> **Records supplied**:
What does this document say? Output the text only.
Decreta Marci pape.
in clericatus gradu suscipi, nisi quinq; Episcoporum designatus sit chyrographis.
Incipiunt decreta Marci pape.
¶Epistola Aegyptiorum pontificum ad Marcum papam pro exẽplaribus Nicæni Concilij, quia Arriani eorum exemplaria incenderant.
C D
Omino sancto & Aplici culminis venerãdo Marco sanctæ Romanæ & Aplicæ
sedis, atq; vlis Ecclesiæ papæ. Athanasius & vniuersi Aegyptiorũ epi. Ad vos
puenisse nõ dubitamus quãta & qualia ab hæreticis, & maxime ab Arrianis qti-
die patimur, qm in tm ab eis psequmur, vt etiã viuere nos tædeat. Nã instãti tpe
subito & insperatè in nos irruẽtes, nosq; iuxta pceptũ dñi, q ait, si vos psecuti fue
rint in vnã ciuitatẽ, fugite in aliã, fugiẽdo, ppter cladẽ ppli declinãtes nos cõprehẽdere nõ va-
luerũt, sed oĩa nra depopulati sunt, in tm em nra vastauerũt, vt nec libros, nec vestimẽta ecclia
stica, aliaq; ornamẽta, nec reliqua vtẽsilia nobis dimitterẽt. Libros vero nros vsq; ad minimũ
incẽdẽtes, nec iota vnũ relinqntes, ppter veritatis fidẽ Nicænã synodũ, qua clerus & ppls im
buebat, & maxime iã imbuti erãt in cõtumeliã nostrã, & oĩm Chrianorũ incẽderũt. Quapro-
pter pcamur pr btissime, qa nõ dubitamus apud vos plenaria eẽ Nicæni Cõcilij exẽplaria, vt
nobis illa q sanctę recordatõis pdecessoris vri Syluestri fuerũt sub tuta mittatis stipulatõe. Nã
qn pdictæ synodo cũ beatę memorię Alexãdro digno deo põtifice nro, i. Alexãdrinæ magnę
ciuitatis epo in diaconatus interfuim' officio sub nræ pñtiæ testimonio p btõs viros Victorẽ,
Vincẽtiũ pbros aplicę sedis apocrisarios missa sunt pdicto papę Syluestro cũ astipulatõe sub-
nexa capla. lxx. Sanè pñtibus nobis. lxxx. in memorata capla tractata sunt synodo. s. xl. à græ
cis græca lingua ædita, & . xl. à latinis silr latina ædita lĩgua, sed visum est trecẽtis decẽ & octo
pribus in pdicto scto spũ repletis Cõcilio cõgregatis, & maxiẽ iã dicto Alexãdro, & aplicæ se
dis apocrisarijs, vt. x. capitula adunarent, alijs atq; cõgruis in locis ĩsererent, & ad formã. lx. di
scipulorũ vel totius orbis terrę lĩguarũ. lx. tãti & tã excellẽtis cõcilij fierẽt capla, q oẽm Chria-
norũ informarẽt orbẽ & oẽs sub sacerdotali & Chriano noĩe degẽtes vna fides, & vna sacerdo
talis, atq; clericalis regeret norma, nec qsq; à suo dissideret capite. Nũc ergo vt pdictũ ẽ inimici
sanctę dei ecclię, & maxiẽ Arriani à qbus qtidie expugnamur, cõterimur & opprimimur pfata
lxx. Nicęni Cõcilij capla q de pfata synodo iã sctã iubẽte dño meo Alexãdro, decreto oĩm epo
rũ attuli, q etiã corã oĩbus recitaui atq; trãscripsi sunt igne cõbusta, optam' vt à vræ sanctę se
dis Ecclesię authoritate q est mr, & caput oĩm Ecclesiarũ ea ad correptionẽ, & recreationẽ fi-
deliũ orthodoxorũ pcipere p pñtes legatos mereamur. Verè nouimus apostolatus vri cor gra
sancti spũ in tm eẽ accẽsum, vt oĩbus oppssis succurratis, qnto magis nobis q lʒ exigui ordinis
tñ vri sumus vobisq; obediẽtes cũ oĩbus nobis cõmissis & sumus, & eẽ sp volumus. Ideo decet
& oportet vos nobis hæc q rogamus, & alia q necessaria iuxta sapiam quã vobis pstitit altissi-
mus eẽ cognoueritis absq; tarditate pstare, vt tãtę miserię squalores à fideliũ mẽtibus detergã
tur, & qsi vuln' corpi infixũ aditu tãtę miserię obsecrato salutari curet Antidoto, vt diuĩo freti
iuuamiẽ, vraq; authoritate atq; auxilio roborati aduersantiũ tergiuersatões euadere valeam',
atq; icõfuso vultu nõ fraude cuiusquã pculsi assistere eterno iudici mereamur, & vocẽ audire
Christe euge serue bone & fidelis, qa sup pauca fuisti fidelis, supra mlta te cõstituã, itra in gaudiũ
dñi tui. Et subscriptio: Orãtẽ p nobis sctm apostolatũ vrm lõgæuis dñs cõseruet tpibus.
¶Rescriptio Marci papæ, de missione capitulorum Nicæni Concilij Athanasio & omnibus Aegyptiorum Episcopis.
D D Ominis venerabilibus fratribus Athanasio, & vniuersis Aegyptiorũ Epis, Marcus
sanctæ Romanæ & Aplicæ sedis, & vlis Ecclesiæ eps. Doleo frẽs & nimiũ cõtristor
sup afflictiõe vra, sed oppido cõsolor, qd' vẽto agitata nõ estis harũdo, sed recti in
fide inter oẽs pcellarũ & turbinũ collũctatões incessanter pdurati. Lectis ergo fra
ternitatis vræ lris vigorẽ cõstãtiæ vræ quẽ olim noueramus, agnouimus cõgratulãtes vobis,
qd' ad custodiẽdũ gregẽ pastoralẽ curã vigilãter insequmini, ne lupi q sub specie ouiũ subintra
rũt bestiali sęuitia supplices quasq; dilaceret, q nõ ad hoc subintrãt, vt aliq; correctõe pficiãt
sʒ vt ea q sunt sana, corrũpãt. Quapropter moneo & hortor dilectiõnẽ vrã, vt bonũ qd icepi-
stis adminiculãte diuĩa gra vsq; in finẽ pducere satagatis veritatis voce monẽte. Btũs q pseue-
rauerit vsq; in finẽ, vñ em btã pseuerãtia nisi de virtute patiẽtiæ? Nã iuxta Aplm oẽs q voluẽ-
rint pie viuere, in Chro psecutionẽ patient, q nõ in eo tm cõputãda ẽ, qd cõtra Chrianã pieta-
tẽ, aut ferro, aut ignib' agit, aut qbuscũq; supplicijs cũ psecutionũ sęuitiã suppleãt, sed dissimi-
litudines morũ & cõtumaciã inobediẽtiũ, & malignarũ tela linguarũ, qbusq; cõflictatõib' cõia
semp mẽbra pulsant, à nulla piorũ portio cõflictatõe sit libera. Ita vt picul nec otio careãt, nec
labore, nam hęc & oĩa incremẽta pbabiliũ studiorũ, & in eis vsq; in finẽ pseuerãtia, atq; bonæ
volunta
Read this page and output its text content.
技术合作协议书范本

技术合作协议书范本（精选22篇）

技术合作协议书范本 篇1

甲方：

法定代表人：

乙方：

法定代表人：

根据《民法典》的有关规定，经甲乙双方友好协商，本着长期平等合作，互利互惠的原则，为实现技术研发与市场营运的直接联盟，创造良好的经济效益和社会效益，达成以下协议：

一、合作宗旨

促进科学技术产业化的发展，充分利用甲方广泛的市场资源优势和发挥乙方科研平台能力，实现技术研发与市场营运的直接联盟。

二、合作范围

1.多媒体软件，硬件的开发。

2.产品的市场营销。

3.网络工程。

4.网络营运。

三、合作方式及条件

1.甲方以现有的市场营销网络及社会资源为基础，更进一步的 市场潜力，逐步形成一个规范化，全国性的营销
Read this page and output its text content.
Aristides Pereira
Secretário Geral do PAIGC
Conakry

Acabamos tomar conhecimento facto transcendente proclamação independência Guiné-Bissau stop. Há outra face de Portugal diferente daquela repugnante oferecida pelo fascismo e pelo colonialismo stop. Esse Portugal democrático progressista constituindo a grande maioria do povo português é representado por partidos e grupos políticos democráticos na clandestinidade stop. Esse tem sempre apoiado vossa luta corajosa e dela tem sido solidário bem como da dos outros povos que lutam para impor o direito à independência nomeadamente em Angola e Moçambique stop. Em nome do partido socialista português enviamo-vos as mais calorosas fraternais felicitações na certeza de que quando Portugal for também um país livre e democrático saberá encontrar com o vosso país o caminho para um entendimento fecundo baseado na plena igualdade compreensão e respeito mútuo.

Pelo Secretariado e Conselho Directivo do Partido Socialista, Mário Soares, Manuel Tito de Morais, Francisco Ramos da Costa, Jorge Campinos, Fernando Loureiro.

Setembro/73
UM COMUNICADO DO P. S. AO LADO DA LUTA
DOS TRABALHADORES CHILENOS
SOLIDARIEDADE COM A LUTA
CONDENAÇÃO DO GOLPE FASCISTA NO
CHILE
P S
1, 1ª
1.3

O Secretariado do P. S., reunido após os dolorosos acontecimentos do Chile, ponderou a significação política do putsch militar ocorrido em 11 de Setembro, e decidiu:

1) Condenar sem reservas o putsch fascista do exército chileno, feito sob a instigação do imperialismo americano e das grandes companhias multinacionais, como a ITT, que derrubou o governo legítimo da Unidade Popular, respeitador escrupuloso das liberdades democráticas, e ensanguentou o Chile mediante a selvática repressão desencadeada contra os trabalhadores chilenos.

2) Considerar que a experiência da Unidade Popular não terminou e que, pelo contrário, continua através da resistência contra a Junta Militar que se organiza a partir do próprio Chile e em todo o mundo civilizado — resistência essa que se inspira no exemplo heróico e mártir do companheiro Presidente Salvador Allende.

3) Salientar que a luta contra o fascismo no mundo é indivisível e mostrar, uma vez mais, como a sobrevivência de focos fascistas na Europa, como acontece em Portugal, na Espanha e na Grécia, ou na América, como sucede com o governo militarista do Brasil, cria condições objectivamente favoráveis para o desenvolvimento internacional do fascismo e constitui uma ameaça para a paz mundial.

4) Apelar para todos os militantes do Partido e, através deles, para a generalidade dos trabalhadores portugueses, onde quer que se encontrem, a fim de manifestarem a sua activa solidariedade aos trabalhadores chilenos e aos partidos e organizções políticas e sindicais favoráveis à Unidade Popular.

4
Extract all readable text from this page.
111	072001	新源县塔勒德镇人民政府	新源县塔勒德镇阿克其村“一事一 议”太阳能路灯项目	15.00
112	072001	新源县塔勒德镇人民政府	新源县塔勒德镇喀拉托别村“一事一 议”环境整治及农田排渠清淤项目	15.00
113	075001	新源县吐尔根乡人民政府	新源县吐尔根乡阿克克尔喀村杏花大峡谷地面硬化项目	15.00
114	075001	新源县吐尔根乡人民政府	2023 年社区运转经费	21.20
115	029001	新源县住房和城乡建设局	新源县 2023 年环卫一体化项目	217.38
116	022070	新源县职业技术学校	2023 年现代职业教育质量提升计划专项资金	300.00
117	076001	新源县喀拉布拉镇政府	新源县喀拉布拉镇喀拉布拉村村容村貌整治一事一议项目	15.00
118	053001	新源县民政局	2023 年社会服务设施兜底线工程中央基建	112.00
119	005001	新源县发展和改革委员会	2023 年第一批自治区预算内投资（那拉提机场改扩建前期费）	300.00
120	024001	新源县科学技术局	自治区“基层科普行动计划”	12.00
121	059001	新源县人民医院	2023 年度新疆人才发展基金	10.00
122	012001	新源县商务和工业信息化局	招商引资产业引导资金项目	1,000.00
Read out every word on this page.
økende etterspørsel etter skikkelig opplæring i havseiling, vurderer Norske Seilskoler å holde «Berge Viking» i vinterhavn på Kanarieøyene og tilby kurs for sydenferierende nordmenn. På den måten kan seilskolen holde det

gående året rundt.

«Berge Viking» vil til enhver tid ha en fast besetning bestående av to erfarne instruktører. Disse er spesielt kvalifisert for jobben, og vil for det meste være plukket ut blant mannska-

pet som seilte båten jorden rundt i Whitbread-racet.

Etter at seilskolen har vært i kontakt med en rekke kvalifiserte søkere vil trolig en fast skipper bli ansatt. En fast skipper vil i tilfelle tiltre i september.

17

> **Your objective**:
Set down, word for word, every line from the line that holds "Read out every word on this page." to the end of the entries above, including both ends.

> **The answer**:
Read out every word on this page.
økende etterspørsel etter skikkelig opplæring i havseiling, vurderer Norske Seilskoler å holde «Berge Viking» i vinterhavn på Kanarieøyene og tilby kurs for sydenferierende nordmenn. På den måten kan seilskolen holde det

gående året rundt.

«Berge Viking» vil til enhver tid ha en fast besetning bestående av to erfarne instruktører. Disse er spesielt kvalifisert for jobben, og vil for det meste være plukket ut blant mannska-

pet som seilte båten jorden rundt i Whitbread-racet.

Etter at seilskolen har vært i kontakt med en rekke kvalifiserte søkere vil trolig en fast skipper bli ansatt. En fast skipper vil i tilfelle tiltre i september.

17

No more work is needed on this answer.